Request> Go through the records and give each one again exactly.

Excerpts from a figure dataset
+ + +

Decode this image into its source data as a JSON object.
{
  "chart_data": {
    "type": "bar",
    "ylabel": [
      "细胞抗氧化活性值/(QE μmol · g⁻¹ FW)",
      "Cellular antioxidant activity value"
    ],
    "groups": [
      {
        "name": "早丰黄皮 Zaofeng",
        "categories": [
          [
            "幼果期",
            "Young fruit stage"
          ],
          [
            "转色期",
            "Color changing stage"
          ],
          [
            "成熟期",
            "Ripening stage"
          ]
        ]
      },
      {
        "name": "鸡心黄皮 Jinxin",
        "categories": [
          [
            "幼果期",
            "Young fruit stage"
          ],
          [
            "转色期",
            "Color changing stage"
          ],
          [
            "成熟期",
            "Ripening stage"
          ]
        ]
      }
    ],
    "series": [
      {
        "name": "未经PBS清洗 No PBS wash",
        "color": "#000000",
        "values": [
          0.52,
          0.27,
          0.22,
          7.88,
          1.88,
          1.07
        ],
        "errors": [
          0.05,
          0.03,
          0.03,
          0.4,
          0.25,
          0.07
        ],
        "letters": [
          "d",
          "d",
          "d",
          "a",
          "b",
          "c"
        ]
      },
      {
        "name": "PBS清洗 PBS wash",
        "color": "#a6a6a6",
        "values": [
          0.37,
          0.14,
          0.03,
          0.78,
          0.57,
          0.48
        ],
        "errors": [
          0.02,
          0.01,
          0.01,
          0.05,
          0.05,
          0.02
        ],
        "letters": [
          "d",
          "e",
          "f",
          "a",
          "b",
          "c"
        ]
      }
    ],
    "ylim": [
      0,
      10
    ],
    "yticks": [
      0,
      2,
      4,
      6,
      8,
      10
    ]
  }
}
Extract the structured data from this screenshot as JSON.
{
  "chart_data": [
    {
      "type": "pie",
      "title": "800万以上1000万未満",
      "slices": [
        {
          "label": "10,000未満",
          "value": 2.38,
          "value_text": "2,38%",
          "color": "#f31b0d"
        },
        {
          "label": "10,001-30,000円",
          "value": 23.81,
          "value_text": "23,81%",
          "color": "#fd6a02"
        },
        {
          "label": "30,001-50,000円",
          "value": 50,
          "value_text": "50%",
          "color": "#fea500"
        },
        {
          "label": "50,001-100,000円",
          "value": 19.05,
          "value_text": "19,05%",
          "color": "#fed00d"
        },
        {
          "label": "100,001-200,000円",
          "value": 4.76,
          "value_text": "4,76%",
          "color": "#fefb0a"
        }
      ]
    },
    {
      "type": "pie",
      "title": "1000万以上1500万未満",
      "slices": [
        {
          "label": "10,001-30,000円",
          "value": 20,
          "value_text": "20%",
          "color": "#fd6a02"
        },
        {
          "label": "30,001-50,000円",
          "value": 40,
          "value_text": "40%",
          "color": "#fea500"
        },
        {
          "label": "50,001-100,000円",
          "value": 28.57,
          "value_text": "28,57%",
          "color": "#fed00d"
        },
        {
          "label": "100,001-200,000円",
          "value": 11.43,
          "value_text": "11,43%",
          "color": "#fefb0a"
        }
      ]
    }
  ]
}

+ + +

Result>
Decode this image into its source data as a JSON object.
{
  "chart_data": {
    "type": "bar",
    "ylabel": [
      "细胞抗氧化活性值/(QE μmol · g⁻¹ FW)",
      "Cellular antioxidant activity value"
    ],
    "groups": [
      {
        "name": "早丰黄皮 Zaofeng",
        "categories": [
          [
            "幼果期",
            "Young fruit stage"
          ],
          [
            "转色期",
            "Color changing stage"
          ],
          [
            "成熟期",
            "Ripening stage"
          ]
        ]
      },
      {
        "name": "鸡心黄皮 Jinxin",
        "categories": [
          [
            "幼果期",
            "Young fruit stage"
          ],
          [
            "转色期",
            "Color changing stage"
          ],
          [
            "成熟期",
            "Ripening stage"
          ]
        ]
      }
    ],
    "series": [
      {
        "name": "未经PBS清洗 No PBS wash",
        "color": "#000000",
        "values": [
          0.52,
          0.27,
          0.22,
          7.88,
          1.88,
          1.07
        ],
        "errors": [
          0.05,
          0.03,
          0.03,
          0.4,
          0.25,
          0.07
        ],
        "letters": [
          "d",
          "d",
          "d",
          "a",
          "b",
          "c"
        ]
      },
      {
        "name": "PBS清洗 PBS wash",
        "color": "#a6a6a6",
        "values": [
          0.37,
          0.14,
          0.03,
          0.78,
          0.57,
          0.48
        ],
        "errors": [
          0.02,
          0.01,
          0.01,
          0.05,
          0.05,
          0.02
        ],
        "letters": [
          "d",
          "e",
          "f",
          "a",
          "b",
          "c"
        ]
      }
    ],
    "ylim": [
      0,
      10
    ],
    "yticks": [
      0,
      2,
      4,
      6,
      8,
      10
    ]
  }
}
Extract the structured data from this screenshot as JSON.
{
  "chart_data": [
    {
      "type": "pie",
      "title": "800万以上1000万未満",
      "slices": [
        {
          "label": "10,000未満",
          "value": 2.38,
          "value_text": "2,38%",
          "color": "#f31b0d"
        },
        {
          "label": "10,001-30,000円",
          "value": 23.81,
          "value_text": "23,81%",
          "color": "#fd6a02"
        },
        {
          "label": "30,001-50,000円",
          "value": 50,
          "value_text": "50%",
          "color": "#fea500"
        },
        {
          "label": "50,001-100,000円",
          "value": 19.05,
          "value_text": "19,05%",
          "color": "#fed00d"
        },
        {
          "label": "100,001-200,000円",
          "value": 4.76,
          "value_text": "4,76%",
          "color": "#fefb0a"
        }
      ]
    },
    {
      "type": "pie",
      "title": "1000万以上1500万未満",
      "slices": [
        {
          "label": "10,001-30,000円",
          "value": 20,
          "value_text": "20%",
          "color": "#fd6a02"
        },
        {
          "label": "30,001-50,000円",
          "value": 40,
          "value_text": "40%",
          "color": "#fea500"
        },
        {
          "label": "50,001-100,000円",
          "value": 28.57,
          "value_text": "28,57%",
          "color": "#fed00d"
        },
        {
          "label": "100,001-200,000円",
          "value": 11.43,
          "value_text": "11,43%",
          "color": "#fefb0a"
        }
      ]
    }
  ]
}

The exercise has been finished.